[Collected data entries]
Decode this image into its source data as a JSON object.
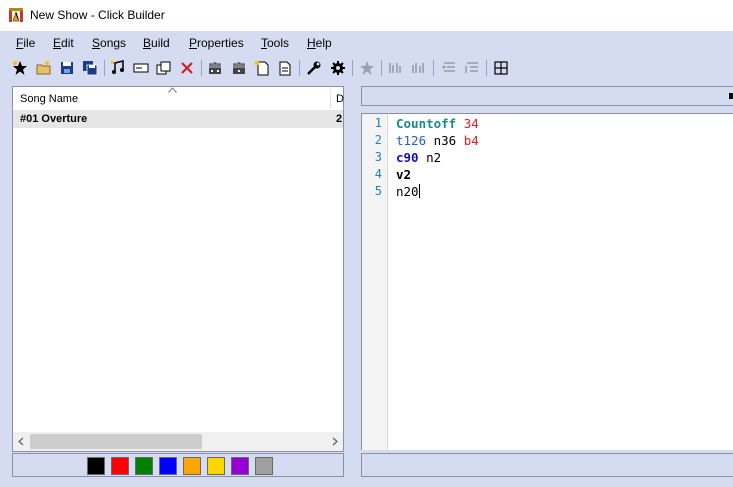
{
  "window": {
    "title": "New Show - Click Builder"
  },
  "menu": [
    {
      "label": "File",
      "accel": "F",
      "rest": "ile"
    },
    {
      "label": "Edit",
      "accel": "E",
      "rest": "dit"
    },
    {
      "label": "Songs",
      "accel": "S",
      "rest": "ongs"
    },
    {
      "label": "Build",
      "accel": "B",
      "rest": "uild"
    },
    {
      "label": "Properties",
      "accel": "P",
      "rest": "roperties"
    },
    {
      "label": "Tools",
      "accel": "T",
      "rest": "ools"
    },
    {
      "label": "Help",
      "accel": "H",
      "rest": "elp"
    }
  ],
  "toolbar": {
    "icons": [
      "new-show-star-icon",
      "open-folder-icon",
      "save-icon",
      "save-all-icon",
      "add-song-icon",
      "rename-icon",
      "duplicate-icon",
      "delete-icon",
      "build-icon",
      "build-all-icon",
      "new-doc-icon",
      "properties-doc-icon",
      "wrench-icon",
      "gear-icon",
      "favorite-star-icon",
      "track-a-icon",
      "track-b-icon",
      "list-a-icon",
      "list-b-icon",
      "grid-icon"
    ]
  },
  "song_list": {
    "columns": [
      "Song Name",
      "D"
    ],
    "rows": [
      {
        "name": "#01 Overture",
        "d": "2"
      }
    ]
  },
  "color_swatches": [
    "#000000",
    "#ff0000",
    "#008000",
    "#0000ff",
    "#ffa500",
    "#ffd700",
    "#9400d3",
    "#a0a0a0"
  ],
  "editor": {
    "lines": [
      {
        "num": "1",
        "tokens": [
          {
            "t": "Countoff",
            "c": "tok-green"
          },
          {
            "t": " ",
            "c": "tok-plain"
          },
          {
            "t": "34",
            "c": "tok-red"
          }
        ]
      },
      {
        "num": "2",
        "tokens": [
          {
            "t": "t126",
            "c": "tok-blue"
          },
          {
            "t": " n36 ",
            "c": "tok-plain"
          },
          {
            "t": "b4",
            "c": "tok-red"
          }
        ]
      },
      {
        "num": "3",
        "tokens": [
          {
            "t": "c90",
            "c": "tok-bold-blue"
          },
          {
            "t": " n2",
            "c": "tok-plain"
          }
        ]
      },
      {
        "num": "4",
        "tokens": [
          {
            "t": "v2",
            "c": "tok-bold"
          }
        ]
      },
      {
        "num": "5",
        "tokens": [
          {
            "t": "n20",
            "c": "tok-plain"
          }
        ]
      }
    ]
  }
}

WORK TO DO
Reproduce the full listing above verbatim, with no pictures included.

RESPONSE
Decode this image into its source data as a JSON object.
{
  "window": {
    "title": "New Show - Click Builder"
  },
  "menu": [
    {
      "label": "File",
      "accel": "F",
      "rest": "ile"
    },
    {
      "label": "Edit",
      "accel": "E",
      "rest": "dit"
    },
    {
      "label": "Songs",
      "accel": "S",
      "rest": "ongs"
    },
    {
      "label": "Build",
      "accel": "B",
      "rest": "uild"
    },
    {
      "label": "Properties",
      "accel": "P",
      "rest": "roperties"
    },
    {
      "label": "Tools",
      "accel": "T",
      "rest": "ools"
    },
    {
      "label": "Help",
      "accel": "H",
      "rest": "elp"
    }
  ],
  "toolbar": {
    "icons": [
      "new-show-star-icon",
      "open-folder-icon",
      "save-icon",
      "save-all-icon",
      "add-song-icon",
      "rename-icon",
      "duplicate-icon",
      "delete-icon",
      "build-icon",
      "build-all-icon",
      "new-doc-icon",
      "properties-doc-icon",
      "wrench-icon",
      "gear-icon",
      "favorite-star-icon",
      "track-a-icon",
      "track-b-icon",
      "list-a-icon",
      "list-b-icon",
      "grid-icon"
    ]
  },
  "song_list": {
    "columns": [
      "Song Name",
      "D"
    ],
    "rows": [
      {
        "name": "#01 Overture",
        "d": "2"
      }
    ]
  },
  "color_swatches": [
    "#000000",
    "#ff0000",
    "#008000",
    "#0000ff",
    "#ffa500",
    "#ffd700",
    "#9400d3",
    "#a0a0a0"
  ],
  "editor": {
    "lines": [
      {
        "num": "1",
        "tokens": [
          {
            "t": "Countoff",
            "c": "tok-green"
          },
          {
            "t": " ",
            "c": "tok-plain"
          },
          {
            "t": "34",
            "c": "tok-red"
          }
        ]
      },
      {
        "num": "2",
        "tokens": [
          {
            "t": "t126",
            "c": "tok-blue"
          },
          {
            "t": " n36 ",
            "c": "tok-plain"
          },
          {
            "t": "b4",
            "c": "tok-red"
          }
        ]
      },
      {
        "num": "3",
        "tokens": [
          {
            "t": "c90",
            "c": "tok-bold-blue"
          },
          {
            "t": " n2",
            "c": "tok-plain"
          }
        ]
      },
      {
        "num": "4",
        "tokens": [
          {
            "t": "v2",
            "c": "tok-bold"
          }
        ]
      },
      {
        "num": "5",
        "tokens": [
          {
            "t": "n20",
            "c": "tok-plain"
          }
        ]
      }
    ]
  }
}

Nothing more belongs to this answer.